> _MATERIAL SHOWN_
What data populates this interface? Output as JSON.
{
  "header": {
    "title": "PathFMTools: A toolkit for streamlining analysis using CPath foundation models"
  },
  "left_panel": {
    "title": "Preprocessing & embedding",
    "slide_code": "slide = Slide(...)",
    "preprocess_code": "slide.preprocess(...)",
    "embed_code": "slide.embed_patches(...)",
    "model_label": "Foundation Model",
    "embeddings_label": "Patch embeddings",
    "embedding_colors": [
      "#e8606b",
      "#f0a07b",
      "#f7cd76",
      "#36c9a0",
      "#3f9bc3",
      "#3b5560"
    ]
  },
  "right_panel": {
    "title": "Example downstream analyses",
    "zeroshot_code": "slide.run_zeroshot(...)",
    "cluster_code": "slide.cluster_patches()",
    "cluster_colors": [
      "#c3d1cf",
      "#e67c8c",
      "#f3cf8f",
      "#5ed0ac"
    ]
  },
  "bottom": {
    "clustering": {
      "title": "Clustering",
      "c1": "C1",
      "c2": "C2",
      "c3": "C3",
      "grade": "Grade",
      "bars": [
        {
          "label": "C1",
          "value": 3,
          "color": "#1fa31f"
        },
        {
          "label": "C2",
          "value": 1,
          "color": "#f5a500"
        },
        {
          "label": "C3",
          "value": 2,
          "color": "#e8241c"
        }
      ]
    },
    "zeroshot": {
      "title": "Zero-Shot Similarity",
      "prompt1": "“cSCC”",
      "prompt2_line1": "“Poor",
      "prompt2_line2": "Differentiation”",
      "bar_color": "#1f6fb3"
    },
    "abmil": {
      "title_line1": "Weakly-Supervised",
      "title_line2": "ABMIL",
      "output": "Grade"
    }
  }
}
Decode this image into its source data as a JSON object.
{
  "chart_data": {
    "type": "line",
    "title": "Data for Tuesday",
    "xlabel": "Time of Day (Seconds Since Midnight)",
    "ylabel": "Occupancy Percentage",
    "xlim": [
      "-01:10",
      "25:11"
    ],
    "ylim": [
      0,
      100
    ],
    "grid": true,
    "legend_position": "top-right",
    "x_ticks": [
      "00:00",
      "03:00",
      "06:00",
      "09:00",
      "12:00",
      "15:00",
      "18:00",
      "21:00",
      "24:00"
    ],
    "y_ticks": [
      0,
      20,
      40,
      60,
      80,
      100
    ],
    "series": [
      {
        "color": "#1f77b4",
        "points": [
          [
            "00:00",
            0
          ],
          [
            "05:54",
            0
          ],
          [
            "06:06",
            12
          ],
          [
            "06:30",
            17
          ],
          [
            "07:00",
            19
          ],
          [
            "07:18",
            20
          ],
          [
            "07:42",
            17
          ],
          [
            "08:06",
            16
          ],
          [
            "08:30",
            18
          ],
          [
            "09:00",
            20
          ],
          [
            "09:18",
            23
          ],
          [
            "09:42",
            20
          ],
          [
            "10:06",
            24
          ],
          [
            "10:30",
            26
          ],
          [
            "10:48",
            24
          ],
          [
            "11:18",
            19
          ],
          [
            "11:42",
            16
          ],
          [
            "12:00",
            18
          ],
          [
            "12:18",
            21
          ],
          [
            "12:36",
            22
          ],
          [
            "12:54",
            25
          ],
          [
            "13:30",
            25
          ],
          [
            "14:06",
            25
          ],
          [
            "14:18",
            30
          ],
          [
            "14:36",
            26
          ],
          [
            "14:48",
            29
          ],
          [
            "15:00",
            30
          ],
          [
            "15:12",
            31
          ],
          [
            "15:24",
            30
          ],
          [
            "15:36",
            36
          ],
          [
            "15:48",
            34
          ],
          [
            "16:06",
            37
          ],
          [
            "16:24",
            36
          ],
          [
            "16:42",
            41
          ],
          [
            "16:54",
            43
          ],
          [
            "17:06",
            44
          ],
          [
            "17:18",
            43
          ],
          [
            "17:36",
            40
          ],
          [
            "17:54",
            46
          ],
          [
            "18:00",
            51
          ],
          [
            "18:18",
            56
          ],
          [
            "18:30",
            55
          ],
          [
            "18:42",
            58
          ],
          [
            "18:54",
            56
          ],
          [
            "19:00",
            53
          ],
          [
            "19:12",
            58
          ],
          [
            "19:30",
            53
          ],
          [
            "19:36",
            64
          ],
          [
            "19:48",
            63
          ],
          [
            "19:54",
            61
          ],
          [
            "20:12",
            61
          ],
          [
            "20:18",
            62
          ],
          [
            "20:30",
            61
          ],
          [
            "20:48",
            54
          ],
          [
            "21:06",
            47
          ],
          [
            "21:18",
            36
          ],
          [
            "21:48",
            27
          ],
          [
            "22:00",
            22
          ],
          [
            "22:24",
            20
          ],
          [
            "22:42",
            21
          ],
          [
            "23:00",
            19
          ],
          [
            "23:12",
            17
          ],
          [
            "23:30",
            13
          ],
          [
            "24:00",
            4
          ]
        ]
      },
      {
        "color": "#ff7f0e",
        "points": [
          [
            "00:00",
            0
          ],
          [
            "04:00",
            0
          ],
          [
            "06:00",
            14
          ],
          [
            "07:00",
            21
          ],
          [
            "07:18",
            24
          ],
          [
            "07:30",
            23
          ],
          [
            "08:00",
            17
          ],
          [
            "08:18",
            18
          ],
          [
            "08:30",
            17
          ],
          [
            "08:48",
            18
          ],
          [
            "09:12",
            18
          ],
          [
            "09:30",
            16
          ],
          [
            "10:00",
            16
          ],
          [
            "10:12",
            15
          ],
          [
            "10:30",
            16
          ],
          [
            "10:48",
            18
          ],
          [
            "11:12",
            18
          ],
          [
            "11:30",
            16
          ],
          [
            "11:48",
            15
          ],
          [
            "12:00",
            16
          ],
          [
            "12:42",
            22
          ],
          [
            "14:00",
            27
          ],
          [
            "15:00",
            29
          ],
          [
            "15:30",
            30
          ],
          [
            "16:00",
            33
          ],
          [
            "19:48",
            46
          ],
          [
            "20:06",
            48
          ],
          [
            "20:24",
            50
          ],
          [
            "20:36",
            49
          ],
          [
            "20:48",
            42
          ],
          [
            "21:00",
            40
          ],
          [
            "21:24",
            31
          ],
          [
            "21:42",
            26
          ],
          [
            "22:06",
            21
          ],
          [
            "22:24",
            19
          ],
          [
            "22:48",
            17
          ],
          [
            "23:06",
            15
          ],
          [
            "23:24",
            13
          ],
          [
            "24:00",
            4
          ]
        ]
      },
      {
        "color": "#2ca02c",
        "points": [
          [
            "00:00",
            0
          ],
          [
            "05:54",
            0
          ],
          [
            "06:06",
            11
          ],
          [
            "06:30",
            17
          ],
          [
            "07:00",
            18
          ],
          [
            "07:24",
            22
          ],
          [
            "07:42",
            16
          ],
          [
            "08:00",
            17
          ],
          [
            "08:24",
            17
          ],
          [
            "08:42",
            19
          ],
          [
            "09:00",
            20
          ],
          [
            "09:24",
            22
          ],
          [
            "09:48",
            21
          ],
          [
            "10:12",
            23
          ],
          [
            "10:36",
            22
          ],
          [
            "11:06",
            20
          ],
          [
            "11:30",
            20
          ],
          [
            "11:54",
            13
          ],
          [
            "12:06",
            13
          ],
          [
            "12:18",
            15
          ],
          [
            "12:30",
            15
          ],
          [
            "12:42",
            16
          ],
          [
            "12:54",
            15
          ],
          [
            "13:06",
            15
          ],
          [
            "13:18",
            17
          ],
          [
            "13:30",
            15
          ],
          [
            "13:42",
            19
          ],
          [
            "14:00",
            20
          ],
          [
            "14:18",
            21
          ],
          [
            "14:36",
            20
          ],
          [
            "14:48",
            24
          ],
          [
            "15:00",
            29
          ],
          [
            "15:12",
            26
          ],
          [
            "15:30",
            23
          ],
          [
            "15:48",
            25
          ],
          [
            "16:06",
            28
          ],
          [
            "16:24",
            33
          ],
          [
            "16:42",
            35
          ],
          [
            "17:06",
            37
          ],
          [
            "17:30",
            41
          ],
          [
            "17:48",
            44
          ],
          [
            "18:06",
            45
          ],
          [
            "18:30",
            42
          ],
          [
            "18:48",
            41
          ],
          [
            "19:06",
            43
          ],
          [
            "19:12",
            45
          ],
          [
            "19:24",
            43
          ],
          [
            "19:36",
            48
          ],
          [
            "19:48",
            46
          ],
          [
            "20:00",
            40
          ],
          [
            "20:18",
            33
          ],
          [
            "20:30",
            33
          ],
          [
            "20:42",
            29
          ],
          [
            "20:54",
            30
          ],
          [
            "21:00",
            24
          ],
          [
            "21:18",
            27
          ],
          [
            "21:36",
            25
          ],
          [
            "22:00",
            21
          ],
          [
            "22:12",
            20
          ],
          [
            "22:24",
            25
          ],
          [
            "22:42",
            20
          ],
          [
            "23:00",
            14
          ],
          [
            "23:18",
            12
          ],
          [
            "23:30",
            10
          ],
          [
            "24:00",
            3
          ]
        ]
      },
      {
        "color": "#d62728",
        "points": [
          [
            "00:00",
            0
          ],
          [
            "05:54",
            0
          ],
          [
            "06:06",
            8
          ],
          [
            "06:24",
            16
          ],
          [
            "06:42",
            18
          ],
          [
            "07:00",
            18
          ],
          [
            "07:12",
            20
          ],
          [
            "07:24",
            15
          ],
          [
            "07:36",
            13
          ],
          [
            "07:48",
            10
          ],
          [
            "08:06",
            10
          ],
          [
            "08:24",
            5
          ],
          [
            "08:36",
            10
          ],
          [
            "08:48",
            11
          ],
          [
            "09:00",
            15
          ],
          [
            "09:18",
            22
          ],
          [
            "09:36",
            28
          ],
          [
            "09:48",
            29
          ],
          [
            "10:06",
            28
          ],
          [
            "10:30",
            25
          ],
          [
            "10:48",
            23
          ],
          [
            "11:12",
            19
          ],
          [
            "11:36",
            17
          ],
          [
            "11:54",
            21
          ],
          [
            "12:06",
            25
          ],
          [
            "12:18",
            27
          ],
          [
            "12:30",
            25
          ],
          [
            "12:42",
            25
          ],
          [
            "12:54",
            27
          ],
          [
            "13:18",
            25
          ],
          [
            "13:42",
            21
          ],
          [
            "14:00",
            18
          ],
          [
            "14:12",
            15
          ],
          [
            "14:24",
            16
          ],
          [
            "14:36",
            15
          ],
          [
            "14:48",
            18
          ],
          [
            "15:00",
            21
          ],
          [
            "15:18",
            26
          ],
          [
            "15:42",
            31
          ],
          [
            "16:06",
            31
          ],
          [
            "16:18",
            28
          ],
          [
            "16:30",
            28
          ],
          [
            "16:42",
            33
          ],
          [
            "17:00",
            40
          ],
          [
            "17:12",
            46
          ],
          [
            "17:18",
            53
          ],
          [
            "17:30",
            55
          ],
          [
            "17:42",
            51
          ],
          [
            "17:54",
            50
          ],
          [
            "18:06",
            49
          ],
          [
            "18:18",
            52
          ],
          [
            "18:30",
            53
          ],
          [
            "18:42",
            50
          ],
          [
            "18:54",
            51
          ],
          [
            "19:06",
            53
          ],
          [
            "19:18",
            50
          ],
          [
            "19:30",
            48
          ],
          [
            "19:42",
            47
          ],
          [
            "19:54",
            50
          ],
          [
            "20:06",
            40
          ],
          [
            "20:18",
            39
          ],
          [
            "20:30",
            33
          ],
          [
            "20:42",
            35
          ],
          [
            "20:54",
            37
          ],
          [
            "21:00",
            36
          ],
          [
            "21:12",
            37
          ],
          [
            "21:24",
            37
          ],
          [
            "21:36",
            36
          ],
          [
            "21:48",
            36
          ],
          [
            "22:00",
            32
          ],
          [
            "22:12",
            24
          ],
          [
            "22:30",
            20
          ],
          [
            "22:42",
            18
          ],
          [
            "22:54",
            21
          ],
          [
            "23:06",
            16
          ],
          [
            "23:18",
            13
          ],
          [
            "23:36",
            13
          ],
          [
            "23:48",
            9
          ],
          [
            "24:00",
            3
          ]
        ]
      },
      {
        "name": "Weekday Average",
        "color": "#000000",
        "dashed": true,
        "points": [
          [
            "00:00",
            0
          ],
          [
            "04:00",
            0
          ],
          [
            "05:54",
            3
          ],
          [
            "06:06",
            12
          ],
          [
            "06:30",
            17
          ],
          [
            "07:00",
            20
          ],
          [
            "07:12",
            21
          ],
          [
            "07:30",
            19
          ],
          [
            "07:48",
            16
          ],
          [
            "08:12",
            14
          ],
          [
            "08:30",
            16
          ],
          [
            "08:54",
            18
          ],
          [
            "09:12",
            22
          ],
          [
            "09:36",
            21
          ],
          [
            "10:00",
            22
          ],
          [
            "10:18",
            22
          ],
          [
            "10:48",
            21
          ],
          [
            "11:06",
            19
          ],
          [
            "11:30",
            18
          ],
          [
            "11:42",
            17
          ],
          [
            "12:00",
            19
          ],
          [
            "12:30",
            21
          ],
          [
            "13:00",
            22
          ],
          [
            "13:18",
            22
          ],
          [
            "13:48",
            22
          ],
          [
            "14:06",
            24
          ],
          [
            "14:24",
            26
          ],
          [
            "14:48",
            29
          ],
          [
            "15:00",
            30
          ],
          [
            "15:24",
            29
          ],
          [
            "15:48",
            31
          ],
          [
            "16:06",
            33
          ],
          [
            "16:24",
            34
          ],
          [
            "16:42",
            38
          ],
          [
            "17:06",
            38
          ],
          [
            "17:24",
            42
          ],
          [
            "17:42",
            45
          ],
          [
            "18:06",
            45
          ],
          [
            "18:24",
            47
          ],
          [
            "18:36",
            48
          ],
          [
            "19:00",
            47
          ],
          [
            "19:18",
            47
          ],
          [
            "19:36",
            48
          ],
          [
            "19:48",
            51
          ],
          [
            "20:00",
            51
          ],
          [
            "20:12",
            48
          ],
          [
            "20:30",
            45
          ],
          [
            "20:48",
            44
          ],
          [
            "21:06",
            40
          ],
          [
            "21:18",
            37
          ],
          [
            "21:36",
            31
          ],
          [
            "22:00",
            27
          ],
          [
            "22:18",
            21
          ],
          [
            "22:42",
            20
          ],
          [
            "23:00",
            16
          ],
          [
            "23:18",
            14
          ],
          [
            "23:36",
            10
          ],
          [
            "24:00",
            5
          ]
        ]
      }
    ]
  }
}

---

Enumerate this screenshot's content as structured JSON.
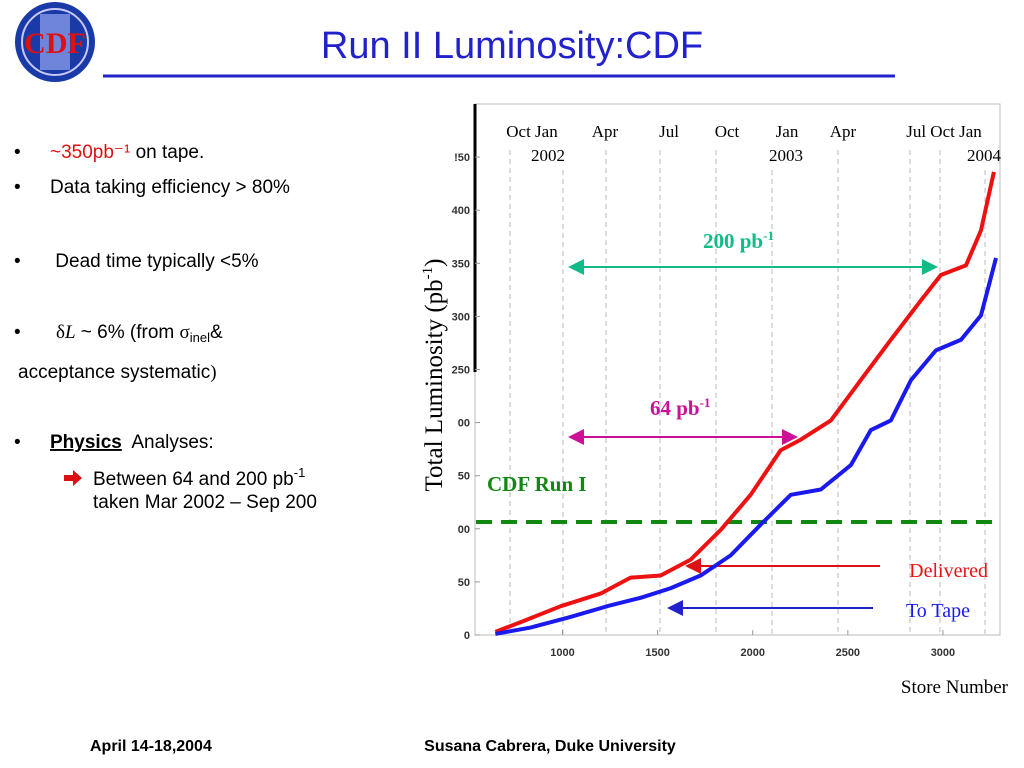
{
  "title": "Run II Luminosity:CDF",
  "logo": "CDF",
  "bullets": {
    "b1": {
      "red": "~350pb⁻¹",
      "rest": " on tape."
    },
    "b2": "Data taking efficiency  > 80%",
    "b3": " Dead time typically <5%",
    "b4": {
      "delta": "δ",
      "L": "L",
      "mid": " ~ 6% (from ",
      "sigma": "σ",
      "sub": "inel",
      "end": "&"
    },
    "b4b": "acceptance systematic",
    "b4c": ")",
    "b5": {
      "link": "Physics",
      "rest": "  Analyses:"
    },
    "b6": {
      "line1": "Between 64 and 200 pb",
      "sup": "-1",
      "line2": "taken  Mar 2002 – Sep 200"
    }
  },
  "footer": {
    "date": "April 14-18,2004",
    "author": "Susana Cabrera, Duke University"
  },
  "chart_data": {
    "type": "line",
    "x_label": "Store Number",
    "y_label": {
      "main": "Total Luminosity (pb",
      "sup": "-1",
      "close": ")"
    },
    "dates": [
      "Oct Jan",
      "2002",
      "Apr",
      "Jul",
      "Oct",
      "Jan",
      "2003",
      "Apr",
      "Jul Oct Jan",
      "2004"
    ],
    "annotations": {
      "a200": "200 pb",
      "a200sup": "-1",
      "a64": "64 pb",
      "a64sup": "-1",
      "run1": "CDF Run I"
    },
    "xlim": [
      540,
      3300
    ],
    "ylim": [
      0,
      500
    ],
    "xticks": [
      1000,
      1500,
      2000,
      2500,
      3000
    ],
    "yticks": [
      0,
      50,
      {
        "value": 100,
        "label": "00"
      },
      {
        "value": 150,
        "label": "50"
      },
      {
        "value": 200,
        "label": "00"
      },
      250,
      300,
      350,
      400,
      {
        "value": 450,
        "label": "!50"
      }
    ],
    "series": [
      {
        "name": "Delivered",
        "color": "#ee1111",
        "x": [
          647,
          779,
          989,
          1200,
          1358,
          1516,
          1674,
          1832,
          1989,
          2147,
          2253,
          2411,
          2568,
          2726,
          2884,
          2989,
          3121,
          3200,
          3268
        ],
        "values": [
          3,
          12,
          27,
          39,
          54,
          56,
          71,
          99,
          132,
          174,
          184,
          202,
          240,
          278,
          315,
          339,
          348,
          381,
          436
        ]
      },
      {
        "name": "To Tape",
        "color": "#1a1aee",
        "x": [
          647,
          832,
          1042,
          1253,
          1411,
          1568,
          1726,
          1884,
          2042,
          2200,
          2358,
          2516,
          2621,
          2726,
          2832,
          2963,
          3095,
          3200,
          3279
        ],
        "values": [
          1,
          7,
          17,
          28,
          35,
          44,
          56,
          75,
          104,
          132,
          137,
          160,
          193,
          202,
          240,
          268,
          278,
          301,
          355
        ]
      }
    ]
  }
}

> _TO DO_
Identify each line in the records above containing the word "slide"; copy those lines.

> _ANSWER_
    "slide_code": "slide = Slide(...)",
    "preprocess_code": "slide.preprocess(...)",
    "embed_code": "slide.embed_patches(...)",
    "zeroshot_code": "slide.run_zeroshot(...)",
    "cluster_code": "slide.cluster_patches()",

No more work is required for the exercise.